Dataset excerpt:
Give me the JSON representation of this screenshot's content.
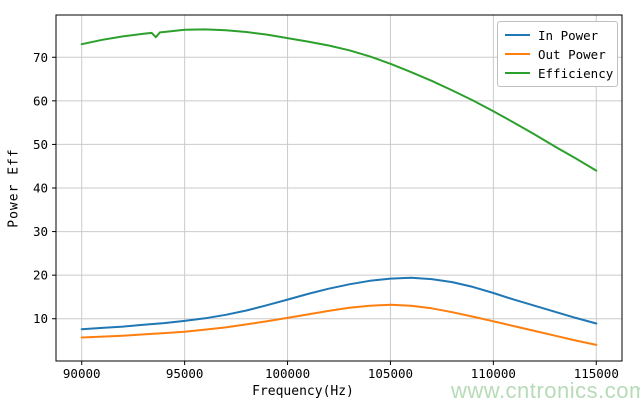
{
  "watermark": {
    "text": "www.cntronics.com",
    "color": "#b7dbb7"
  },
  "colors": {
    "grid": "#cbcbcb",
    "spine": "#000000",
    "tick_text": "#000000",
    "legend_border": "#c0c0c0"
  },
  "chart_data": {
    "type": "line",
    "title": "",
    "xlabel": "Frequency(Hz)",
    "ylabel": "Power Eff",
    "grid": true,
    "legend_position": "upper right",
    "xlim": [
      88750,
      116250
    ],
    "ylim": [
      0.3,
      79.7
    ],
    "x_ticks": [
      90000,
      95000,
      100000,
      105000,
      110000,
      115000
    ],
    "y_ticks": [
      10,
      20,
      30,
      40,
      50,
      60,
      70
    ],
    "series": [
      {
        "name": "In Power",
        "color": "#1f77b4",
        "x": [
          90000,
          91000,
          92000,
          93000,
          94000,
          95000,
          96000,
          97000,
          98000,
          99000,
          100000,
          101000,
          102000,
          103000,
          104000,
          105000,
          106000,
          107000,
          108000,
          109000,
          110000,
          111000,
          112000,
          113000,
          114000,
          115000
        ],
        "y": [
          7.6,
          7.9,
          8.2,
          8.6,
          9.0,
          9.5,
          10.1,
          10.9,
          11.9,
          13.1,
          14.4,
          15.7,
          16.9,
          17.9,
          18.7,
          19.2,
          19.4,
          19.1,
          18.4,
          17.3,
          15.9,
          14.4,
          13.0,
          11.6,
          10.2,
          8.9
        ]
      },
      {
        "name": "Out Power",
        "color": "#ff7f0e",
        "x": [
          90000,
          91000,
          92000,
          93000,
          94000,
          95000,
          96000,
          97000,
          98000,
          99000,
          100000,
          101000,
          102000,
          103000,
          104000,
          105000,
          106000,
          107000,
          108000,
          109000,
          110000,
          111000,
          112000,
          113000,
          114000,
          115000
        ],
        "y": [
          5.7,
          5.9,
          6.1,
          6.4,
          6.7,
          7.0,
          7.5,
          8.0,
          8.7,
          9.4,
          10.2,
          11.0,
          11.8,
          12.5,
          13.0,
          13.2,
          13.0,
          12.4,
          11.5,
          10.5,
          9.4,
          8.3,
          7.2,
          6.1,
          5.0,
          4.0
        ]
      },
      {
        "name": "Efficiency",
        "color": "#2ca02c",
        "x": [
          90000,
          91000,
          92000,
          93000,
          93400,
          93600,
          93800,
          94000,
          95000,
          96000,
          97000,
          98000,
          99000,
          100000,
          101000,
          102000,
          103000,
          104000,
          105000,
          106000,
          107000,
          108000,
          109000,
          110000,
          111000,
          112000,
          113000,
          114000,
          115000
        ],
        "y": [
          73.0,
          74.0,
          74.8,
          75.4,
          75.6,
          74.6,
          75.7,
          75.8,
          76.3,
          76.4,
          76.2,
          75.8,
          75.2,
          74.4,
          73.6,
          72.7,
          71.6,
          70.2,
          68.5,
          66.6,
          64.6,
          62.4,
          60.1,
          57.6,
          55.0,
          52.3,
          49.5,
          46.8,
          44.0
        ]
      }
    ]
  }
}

* * *

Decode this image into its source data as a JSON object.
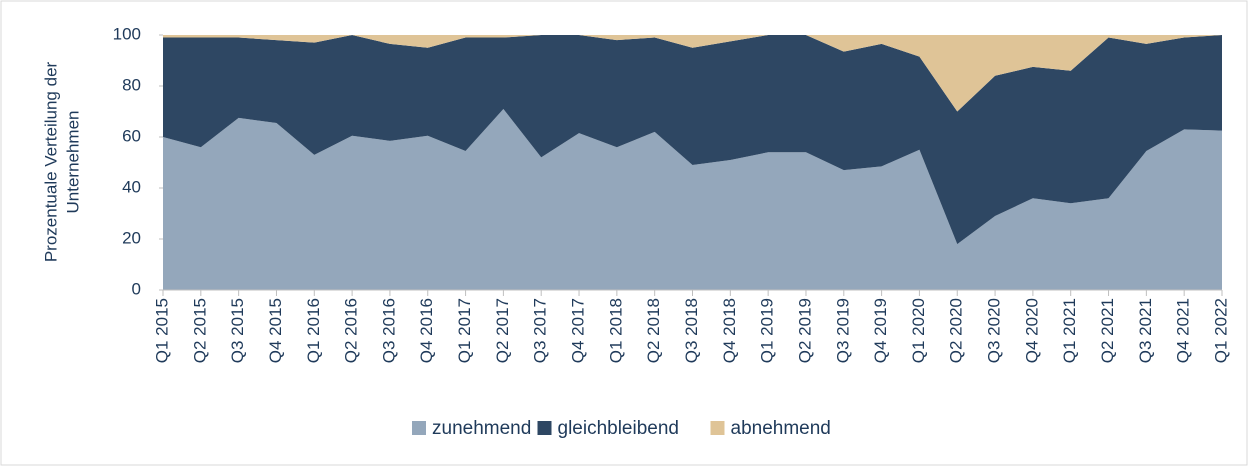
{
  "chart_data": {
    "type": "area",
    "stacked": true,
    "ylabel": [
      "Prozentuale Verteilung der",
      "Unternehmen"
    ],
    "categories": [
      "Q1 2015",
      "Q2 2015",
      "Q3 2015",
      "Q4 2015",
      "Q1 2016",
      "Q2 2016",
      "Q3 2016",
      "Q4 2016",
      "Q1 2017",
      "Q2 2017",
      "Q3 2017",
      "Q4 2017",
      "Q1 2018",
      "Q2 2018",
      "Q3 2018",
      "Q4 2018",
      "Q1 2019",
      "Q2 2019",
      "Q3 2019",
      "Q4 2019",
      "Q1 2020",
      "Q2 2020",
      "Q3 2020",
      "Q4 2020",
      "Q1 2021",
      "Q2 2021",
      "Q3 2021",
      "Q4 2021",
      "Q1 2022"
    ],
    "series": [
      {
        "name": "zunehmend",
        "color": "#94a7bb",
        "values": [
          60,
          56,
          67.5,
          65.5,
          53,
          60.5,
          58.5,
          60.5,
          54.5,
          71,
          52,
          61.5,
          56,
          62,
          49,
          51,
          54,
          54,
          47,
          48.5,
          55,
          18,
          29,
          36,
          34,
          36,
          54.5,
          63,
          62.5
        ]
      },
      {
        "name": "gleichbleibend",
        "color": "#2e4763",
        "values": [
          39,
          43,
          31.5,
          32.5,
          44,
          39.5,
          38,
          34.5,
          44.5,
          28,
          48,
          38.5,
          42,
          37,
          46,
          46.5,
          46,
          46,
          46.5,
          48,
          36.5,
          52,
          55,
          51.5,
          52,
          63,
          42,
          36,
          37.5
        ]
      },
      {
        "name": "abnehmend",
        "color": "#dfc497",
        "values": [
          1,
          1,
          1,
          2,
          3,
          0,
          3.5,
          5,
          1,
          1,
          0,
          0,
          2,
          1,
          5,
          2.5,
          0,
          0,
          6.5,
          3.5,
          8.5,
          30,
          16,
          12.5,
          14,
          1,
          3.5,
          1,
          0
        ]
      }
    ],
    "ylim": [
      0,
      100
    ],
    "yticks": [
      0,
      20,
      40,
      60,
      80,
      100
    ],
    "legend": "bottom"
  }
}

» SHORT TASK
From the listing above, pick out each line where the word "this" appears.

» THE REPLY
Give me the JSON representation of this screenshot's content.
Decode this image into its source data as a JSON object.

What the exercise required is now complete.